┌─ GIVEN ENTRIES
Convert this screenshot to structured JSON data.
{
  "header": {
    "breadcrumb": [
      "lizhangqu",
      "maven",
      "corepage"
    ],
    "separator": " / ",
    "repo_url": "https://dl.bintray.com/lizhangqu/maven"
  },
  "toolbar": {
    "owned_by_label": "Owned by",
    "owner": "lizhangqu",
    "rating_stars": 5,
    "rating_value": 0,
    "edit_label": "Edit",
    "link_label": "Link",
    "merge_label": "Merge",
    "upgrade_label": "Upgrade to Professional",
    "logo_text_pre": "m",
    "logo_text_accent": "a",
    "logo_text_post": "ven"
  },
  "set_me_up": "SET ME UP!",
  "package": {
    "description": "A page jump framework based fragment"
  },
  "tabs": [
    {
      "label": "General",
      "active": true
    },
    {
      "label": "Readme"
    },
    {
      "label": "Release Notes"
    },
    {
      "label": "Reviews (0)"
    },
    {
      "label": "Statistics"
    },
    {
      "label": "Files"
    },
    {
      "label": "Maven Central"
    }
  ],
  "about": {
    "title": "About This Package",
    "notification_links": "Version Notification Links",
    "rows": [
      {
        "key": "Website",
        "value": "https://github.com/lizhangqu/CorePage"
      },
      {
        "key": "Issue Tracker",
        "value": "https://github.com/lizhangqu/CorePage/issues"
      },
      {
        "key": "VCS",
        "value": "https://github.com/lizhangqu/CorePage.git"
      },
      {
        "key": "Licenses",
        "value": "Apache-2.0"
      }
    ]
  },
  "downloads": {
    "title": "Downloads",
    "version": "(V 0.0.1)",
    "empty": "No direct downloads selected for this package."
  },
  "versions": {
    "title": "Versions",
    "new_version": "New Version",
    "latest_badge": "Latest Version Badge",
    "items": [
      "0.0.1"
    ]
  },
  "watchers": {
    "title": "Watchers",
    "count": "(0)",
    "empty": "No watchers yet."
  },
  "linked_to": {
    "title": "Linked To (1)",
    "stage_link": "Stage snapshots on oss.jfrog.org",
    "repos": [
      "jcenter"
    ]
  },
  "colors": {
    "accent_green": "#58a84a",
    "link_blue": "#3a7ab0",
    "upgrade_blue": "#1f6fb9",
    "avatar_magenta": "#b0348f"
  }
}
└─
* WHAT YOU WILL DO
Set out the complete listing exactly as shown.

* RESULT
Convert this screenshot to structured JSON data.
{
  "header": {
    "breadcrumb": [
      "lizhangqu",
      "maven",
      "corepage"
    ],
    "separator": " / ",
    "repo_url": "https://dl.bintray.com/lizhangqu/maven"
  },
  "toolbar": {
    "owned_by_label": "Owned by",
    "owner": "lizhangqu",
    "rating_stars": 5,
    "rating_value": 0,
    "edit_label": "Edit",
    "link_label": "Link",
    "merge_label": "Merge",
    "upgrade_label": "Upgrade to Professional",
    "logo_text_pre": "m",
    "logo_text_accent": "a",
    "logo_text_post": "ven"
  },
  "set_me_up": "SET ME UP!",
  "package": {
    "description": "A page jump framework based fragment"
  },
  "tabs": [
    {
      "label": "General",
      "active": true
    },
    {
      "label": "Readme"
    },
    {
      "label": "Release Notes"
    },
    {
      "label": "Reviews (0)"
    },
    {
      "label": "Statistics"
    },
    {
      "label": "Files"
    },
    {
      "label": "Maven Central"
    }
  ],
  "about": {
    "title": "About This Package",
    "notification_links": "Version Notification Links",
    "rows": [
      {
        "key": "Website",
        "value": "https://github.com/lizhangqu/CorePage"
      },
      {
        "key": "Issue Tracker",
        "value": "https://github.com/lizhangqu/CorePage/issues"
      },
      {
        "key": "VCS",
        "value": "https://github.com/lizhangqu/CorePage.git"
      },
      {
        "key": "Licenses",
        "value": "Apache-2.0"
      }
    ]
  },
  "downloads": {
    "title": "Downloads",
    "version": "(V 0.0.1)",
    "empty": "No direct downloads selected for this package."
  },
  "versions": {
    "title": "Versions",
    "new_version": "New Version",
    "latest_badge": "Latest Version Badge",
    "items": [
      "0.0.1"
    ]
  },
  "watchers": {
    "title": "Watchers",
    "count": "(0)",
    "empty": "No watchers yet."
  },
  "linked_to": {
    "title": "Linked To (1)",
    "stage_link": "Stage snapshots on oss.jfrog.org",
    "repos": [
      "jcenter"
    ]
  },
  "colors": {
    "accent_green": "#58a84a",
    "link_blue": "#3a7ab0",
    "upgrade_blue": "#1f6fb9",
    "avatar_magenta": "#b0348f"
  }
}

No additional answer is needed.